Determine the number of lines holding the word "this"; answer with that number only.

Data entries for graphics
++++++++

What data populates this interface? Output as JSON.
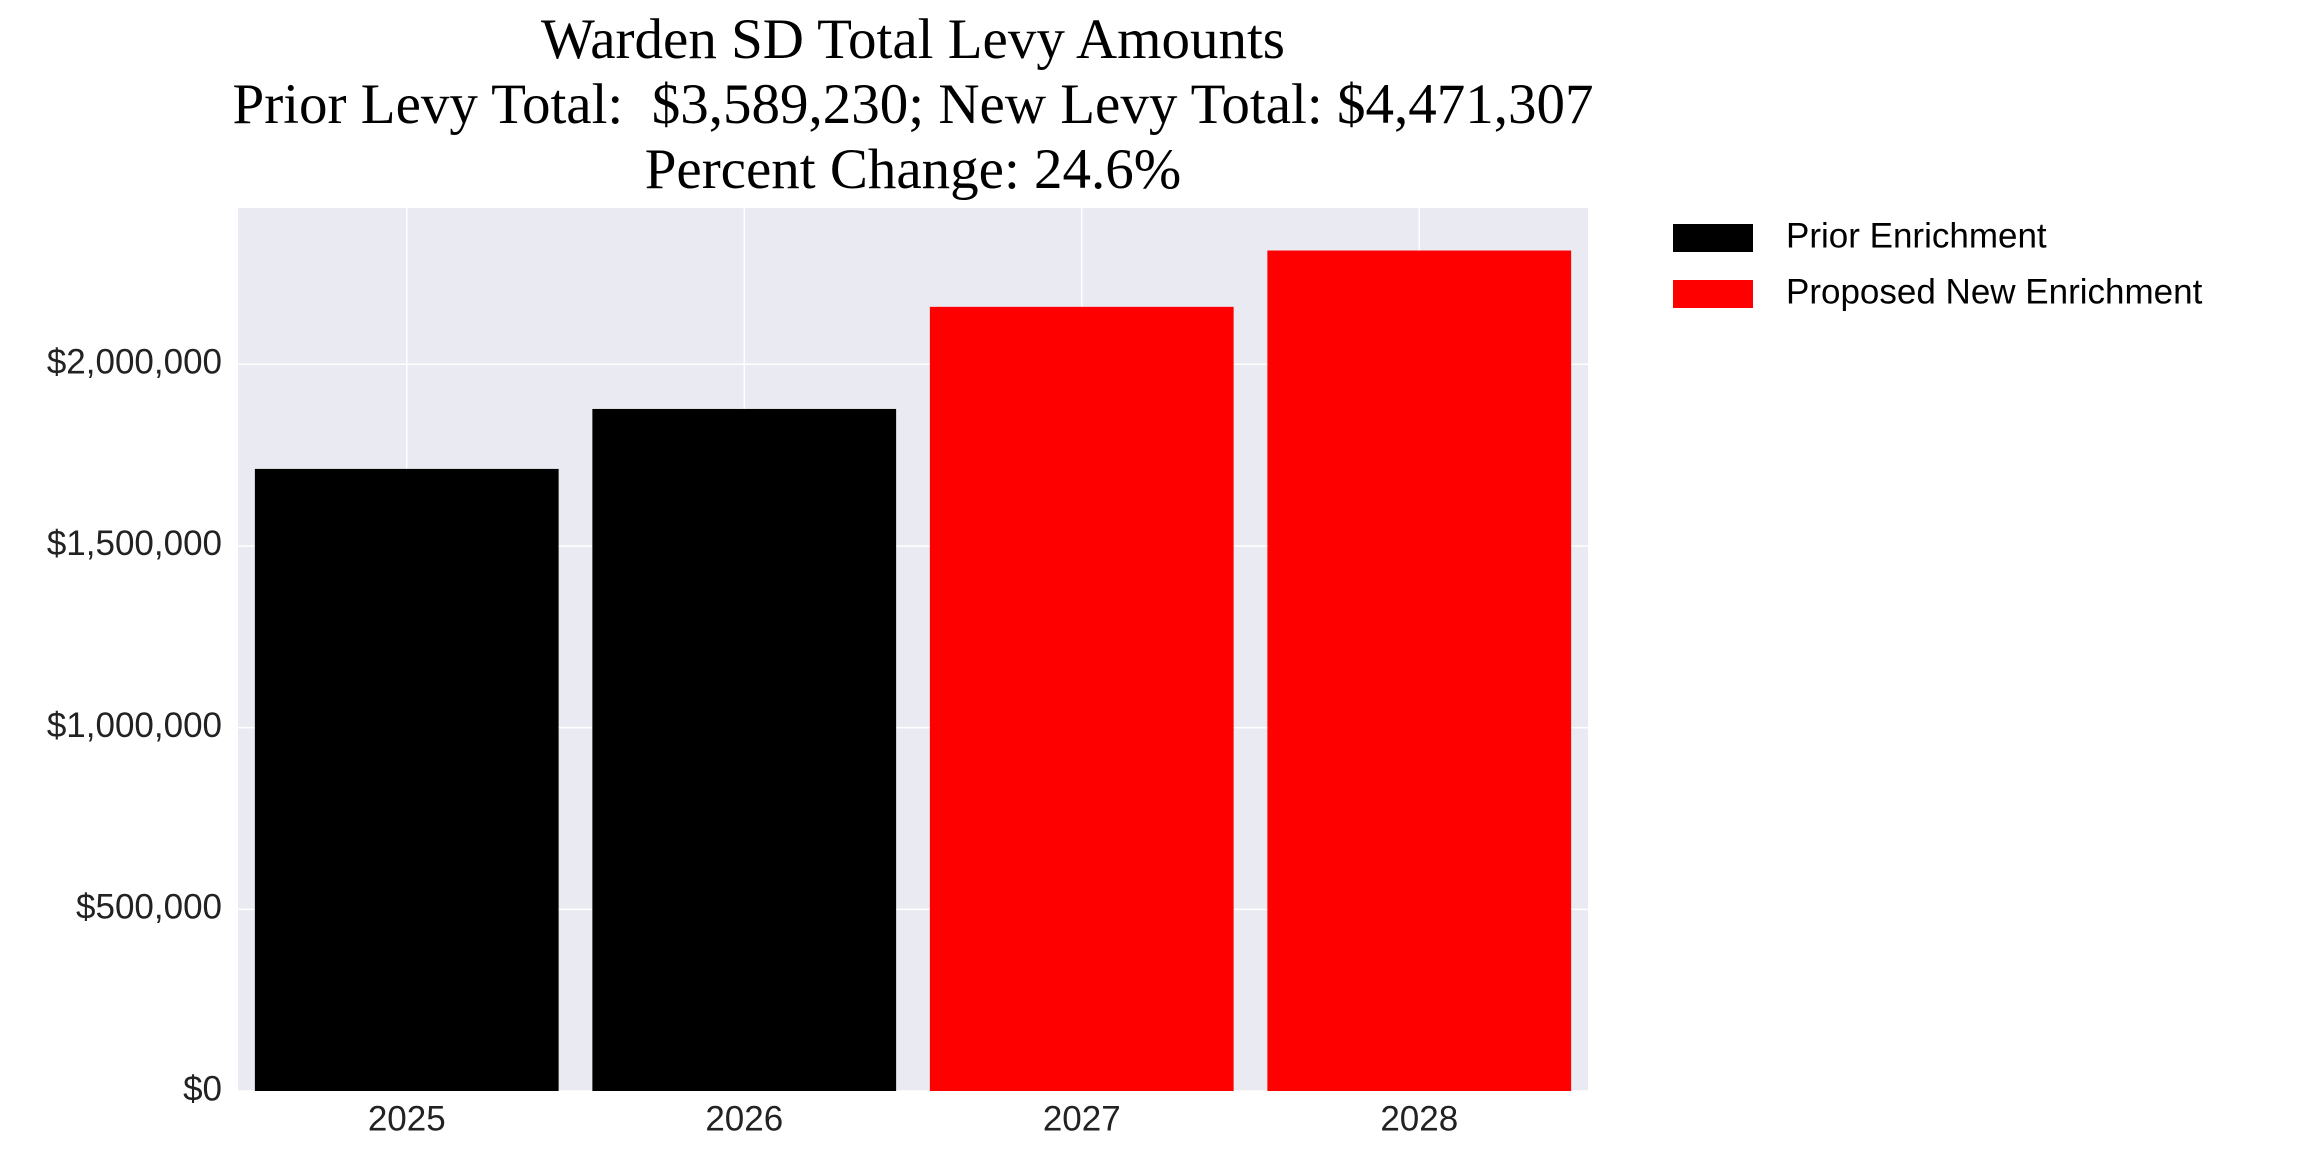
{
  "chart_data": {
    "type": "bar",
    "title": "Warden SD Total Levy Amounts",
    "subtitle": [
      "Prior Levy Total:  $3,589,230; New Levy Total: $4,471,307",
      "Percent Change: 24.6%"
    ],
    "categories": [
      "2025",
      "2026",
      "2027",
      "2028"
    ],
    "series": [
      {
        "name": "Prior Enrichment",
        "color": "#000000",
        "values": [
          1712000,
          1877000,
          null,
          null
        ]
      },
      {
        "name": "Proposed New Enrichment",
        "color": "#ff0000",
        "values": [
          null,
          null,
          2158000,
          2313000
        ]
      }
    ],
    "ylim": [
      0,
      2430000
    ],
    "yticks": [
      {
        "value": 0,
        "label": "$0"
      },
      {
        "value": 500000,
        "label": "$500,000"
      },
      {
        "value": 1000000,
        "label": "$1,000,000"
      },
      {
        "value": 1500000,
        "label": "$1,500,000"
      },
      {
        "value": 2000000,
        "label": "$2,000,000"
      }
    ],
    "grid": true,
    "legend": "outside-right"
  }
}
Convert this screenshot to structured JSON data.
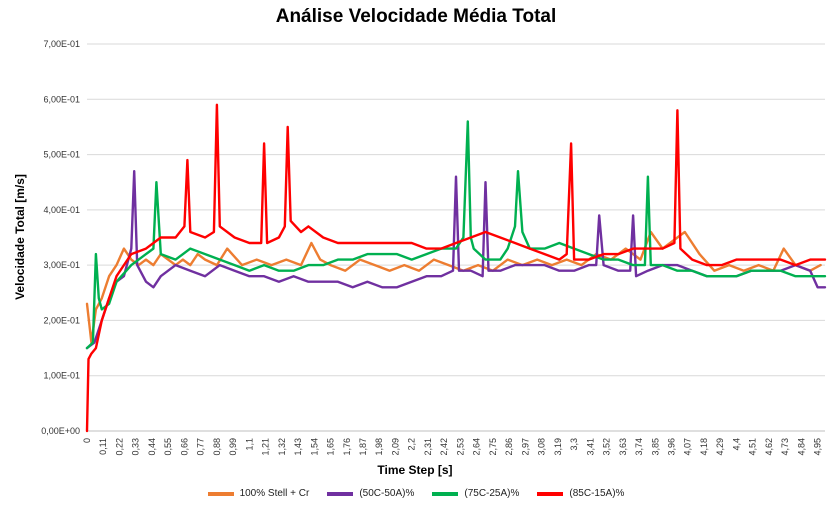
{
  "chart_data": {
    "type": "line",
    "title": "Análise Velocidade Média Total",
    "xlabel": "Time Step [s]",
    "ylabel": "Velocidade Total [m/s]",
    "ylim": [
      0,
      0.7
    ],
    "yticks": [
      "0,00E+00",
      "1,00E-01",
      "2,00E-01",
      "3,00E-01",
      "4,00E-01",
      "5,00E-01",
      "6,00E-01",
      "7,00E-01"
    ],
    "xlim": [
      0,
      5.0
    ],
    "xticks": [
      "0",
      "0,11",
      "0,22",
      "0,33",
      "0,44",
      "0,55",
      "0,66",
      "0,77",
      "0,88",
      "0,99",
      "1,1",
      "1,21",
      "1,32",
      "1,43",
      "1,54",
      "1,65",
      "1,76",
      "1,87",
      "1,98",
      "2,09",
      "2,2",
      "2,31",
      "2,42",
      "2,53",
      "2,64",
      "2,75",
      "2,86",
      "2,97",
      "3,08",
      "3,19",
      "3,3",
      "3,41",
      "3,52",
      "3,63",
      "3,74",
      "3,85",
      "3,96",
      "4,07",
      "4,18",
      "4,29",
      "4,4",
      "4,51",
      "4,62",
      "4,73",
      "4,84",
      "4,95"
    ],
    "grid": "horizontal",
    "legend": "bottom",
    "series": [
      {
        "name": "100% Stell + Cr",
        "color": "#ED7D31",
        "x": [
          0,
          0.03,
          0.06,
          0.1,
          0.15,
          0.2,
          0.25,
          0.3,
          0.35,
          0.4,
          0.45,
          0.5,
          0.55,
          0.6,
          0.65,
          0.7,
          0.75,
          0.8,
          0.88,
          0.95,
          1.05,
          1.15,
          1.25,
          1.35,
          1.45,
          1.52,
          1.58,
          1.65,
          1.75,
          1.85,
          1.95,
          2.05,
          2.15,
          2.25,
          2.35,
          2.45,
          2.55,
          2.65,
          2.75,
          2.85,
          2.95,
          3.05,
          3.15,
          3.25,
          3.35,
          3.45,
          3.55,
          3.65,
          3.75,
          3.82,
          3.9,
          4.0,
          4.05,
          4.15,
          4.25,
          4.35,
          4.45,
          4.55,
          4.65,
          4.72,
          4.8,
          4.9,
          4.97
        ],
        "y": [
          0.23,
          0.16,
          0.22,
          0.24,
          0.28,
          0.3,
          0.33,
          0.31,
          0.3,
          0.31,
          0.3,
          0.32,
          0.31,
          0.3,
          0.31,
          0.3,
          0.32,
          0.31,
          0.3,
          0.33,
          0.3,
          0.31,
          0.3,
          0.31,
          0.3,
          0.34,
          0.31,
          0.3,
          0.29,
          0.31,
          0.3,
          0.29,
          0.3,
          0.29,
          0.31,
          0.3,
          0.29,
          0.3,
          0.29,
          0.31,
          0.3,
          0.31,
          0.3,
          0.31,
          0.3,
          0.32,
          0.31,
          0.33,
          0.31,
          0.36,
          0.33,
          0.35,
          0.36,
          0.32,
          0.29,
          0.3,
          0.29,
          0.3,
          0.29,
          0.33,
          0.3,
          0.29,
          0.3
        ]
      },
      {
        "name": "(50C-50A)%",
        "color": "#7030A0",
        "x": [
          0,
          0.05,
          0.1,
          0.15,
          0.2,
          0.25,
          0.3,
          0.32,
          0.34,
          0.4,
          0.45,
          0.5,
          0.6,
          0.7,
          0.8,
          0.9,
          1.0,
          1.1,
          1.2,
          1.3,
          1.4,
          1.5,
          1.6,
          1.7,
          1.8,
          1.9,
          2.0,
          2.1,
          2.2,
          2.3,
          2.4,
          2.48,
          2.5,
          2.52,
          2.6,
          2.68,
          2.7,
          2.72,
          2.8,
          2.9,
          3.0,
          3.1,
          3.2,
          3.3,
          3.4,
          3.45,
          3.47,
          3.5,
          3.6,
          3.68,
          3.7,
          3.72,
          3.8,
          3.9,
          4.0,
          4.1,
          4.2,
          4.3,
          4.4,
          4.5,
          4.6,
          4.7,
          4.8,
          4.9,
          4.95,
          5.0
        ],
        "y": [
          0.15,
          0.16,
          0.2,
          0.24,
          0.27,
          0.28,
          0.33,
          0.47,
          0.3,
          0.27,
          0.26,
          0.28,
          0.3,
          0.29,
          0.28,
          0.3,
          0.29,
          0.28,
          0.28,
          0.27,
          0.28,
          0.27,
          0.27,
          0.27,
          0.26,
          0.27,
          0.26,
          0.26,
          0.27,
          0.28,
          0.28,
          0.29,
          0.46,
          0.29,
          0.29,
          0.28,
          0.45,
          0.29,
          0.29,
          0.3,
          0.3,
          0.3,
          0.29,
          0.29,
          0.3,
          0.3,
          0.39,
          0.3,
          0.29,
          0.29,
          0.39,
          0.28,
          0.29,
          0.3,
          0.3,
          0.29,
          0.28,
          0.28,
          0.28,
          0.29,
          0.29,
          0.29,
          0.3,
          0.29,
          0.26,
          0.26
        ]
      },
      {
        "name": "(75C-25A)%",
        "color": "#00B050",
        "x": [
          0,
          0.04,
          0.06,
          0.08,
          0.1,
          0.15,
          0.2,
          0.3,
          0.4,
          0.45,
          0.47,
          0.5,
          0.6,
          0.7,
          0.8,
          0.9,
          1.0,
          1.1,
          1.2,
          1.3,
          1.4,
          1.5,
          1.6,
          1.7,
          1.8,
          1.9,
          2.0,
          2.1,
          2.2,
          2.3,
          2.4,
          2.5,
          2.55,
          2.58,
          2.6,
          2.62,
          2.7,
          2.8,
          2.85,
          2.9,
          2.92,
          2.95,
          3.0,
          3.1,
          3.2,
          3.3,
          3.4,
          3.5,
          3.6,
          3.7,
          3.78,
          3.8,
          3.82,
          3.9,
          4.0,
          4.1,
          4.2,
          4.3,
          4.4,
          4.5,
          4.6,
          4.7,
          4.8,
          4.9,
          5.0
        ],
        "y": [
          0.15,
          0.16,
          0.32,
          0.24,
          0.22,
          0.23,
          0.27,
          0.3,
          0.32,
          0.33,
          0.45,
          0.32,
          0.31,
          0.33,
          0.32,
          0.31,
          0.3,
          0.29,
          0.3,
          0.29,
          0.29,
          0.3,
          0.3,
          0.31,
          0.31,
          0.32,
          0.32,
          0.32,
          0.31,
          0.32,
          0.33,
          0.33,
          0.35,
          0.56,
          0.35,
          0.33,
          0.31,
          0.31,
          0.33,
          0.37,
          0.47,
          0.36,
          0.33,
          0.33,
          0.34,
          0.33,
          0.32,
          0.31,
          0.31,
          0.3,
          0.3,
          0.46,
          0.3,
          0.3,
          0.29,
          0.29,
          0.28,
          0.28,
          0.28,
          0.29,
          0.29,
          0.29,
          0.28,
          0.28,
          0.28
        ]
      },
      {
        "name": "(85C-15A)%",
        "color": "#FF0000",
        "x": [
          0,
          0.01,
          0.03,
          0.06,
          0.1,
          0.15,
          0.2,
          0.3,
          0.4,
          0.5,
          0.6,
          0.66,
          0.68,
          0.7,
          0.8,
          0.86,
          0.88,
          0.9,
          1.0,
          1.1,
          1.18,
          1.2,
          1.22,
          1.3,
          1.34,
          1.36,
          1.38,
          1.45,
          1.5,
          1.6,
          1.7,
          1.8,
          1.9,
          2.0,
          2.1,
          2.2,
          2.3,
          2.4,
          2.5,
          2.6,
          2.7,
          2.8,
          2.9,
          3.0,
          3.1,
          3.2,
          3.25,
          3.28,
          3.3,
          3.4,
          3.5,
          3.6,
          3.7,
          3.8,
          3.9,
          3.98,
          4.0,
          4.02,
          4.1,
          4.2,
          4.3,
          4.4,
          4.5,
          4.6,
          4.7,
          4.8,
          4.9,
          5.0
        ],
        "y": [
          0.0,
          0.13,
          0.14,
          0.15,
          0.2,
          0.24,
          0.28,
          0.32,
          0.33,
          0.35,
          0.35,
          0.37,
          0.49,
          0.36,
          0.35,
          0.36,
          0.59,
          0.37,
          0.35,
          0.34,
          0.34,
          0.52,
          0.34,
          0.35,
          0.37,
          0.55,
          0.38,
          0.36,
          0.37,
          0.35,
          0.34,
          0.34,
          0.34,
          0.34,
          0.34,
          0.34,
          0.33,
          0.33,
          0.34,
          0.35,
          0.36,
          0.35,
          0.34,
          0.33,
          0.32,
          0.31,
          0.32,
          0.52,
          0.31,
          0.31,
          0.32,
          0.32,
          0.33,
          0.33,
          0.33,
          0.34,
          0.58,
          0.33,
          0.31,
          0.3,
          0.3,
          0.31,
          0.31,
          0.31,
          0.31,
          0.3,
          0.31,
          0.31
        ]
      }
    ]
  }
}
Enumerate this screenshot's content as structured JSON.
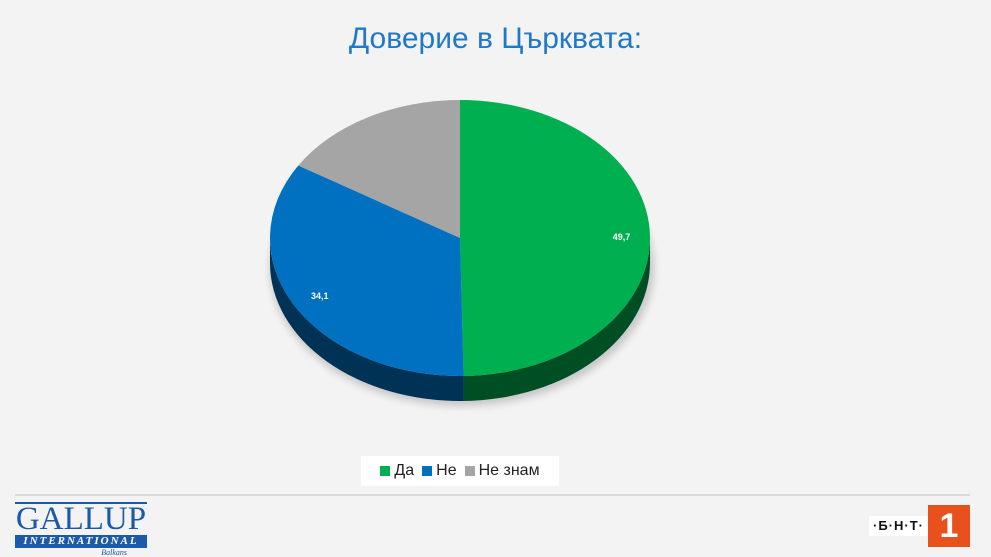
{
  "title": "Доверие в Църквата:",
  "chart_data": {
    "type": "pie",
    "title": "Доверие в Църквата:",
    "categories": [
      "Да",
      "Не",
      "Не знам"
    ],
    "values": [
      49.7,
      34.1,
      16.2
    ],
    "data_labels": [
      "49,7",
      "34,1",
      ""
    ],
    "colors": [
      "#00b050",
      "#0070c0",
      "#a5a5a5"
    ],
    "legend_position": "bottom",
    "style": "3d-pie"
  },
  "legend": {
    "items": [
      {
        "label": "Да",
        "color": "#00b050"
      },
      {
        "label": "Не",
        "color": "#0070c0"
      },
      {
        "label": "Не знам",
        "color": "#a5a5a5"
      }
    ]
  },
  "footer": {
    "gallup_word": "GALLUP",
    "gallup_intl": "INTERNATIONAL",
    "gallup_region": "Balkans",
    "bnt_text": "·Б·Н·Т·",
    "bnt_number": "1"
  }
}
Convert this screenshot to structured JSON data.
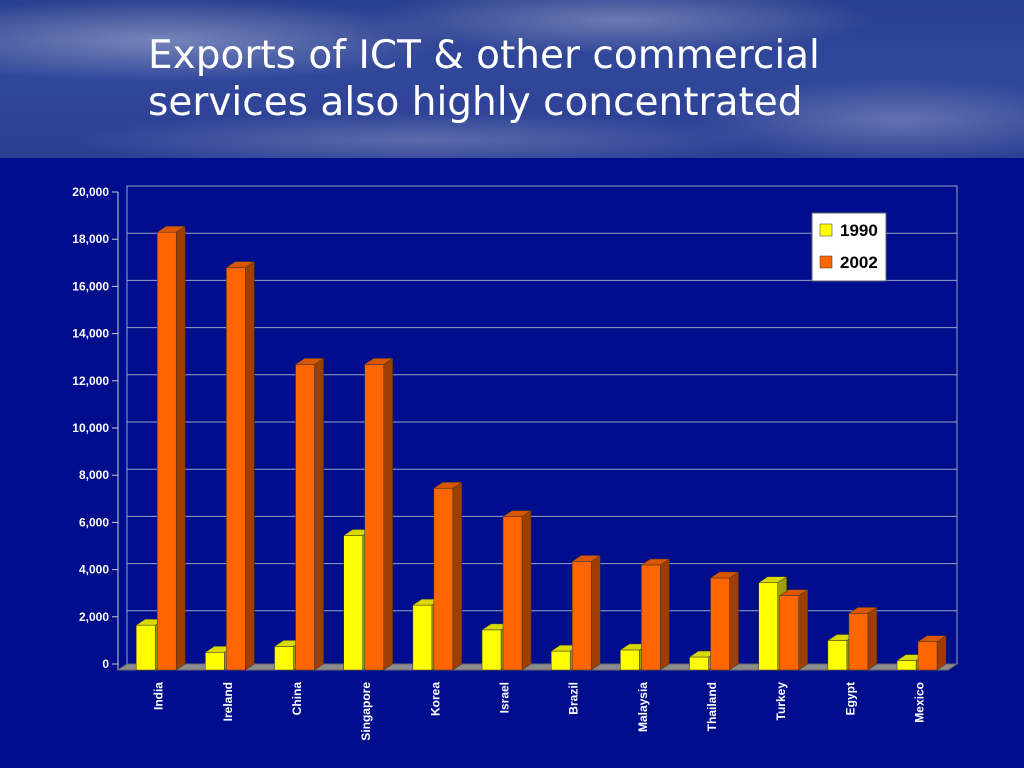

++++++++

* _Answer to the task_: 4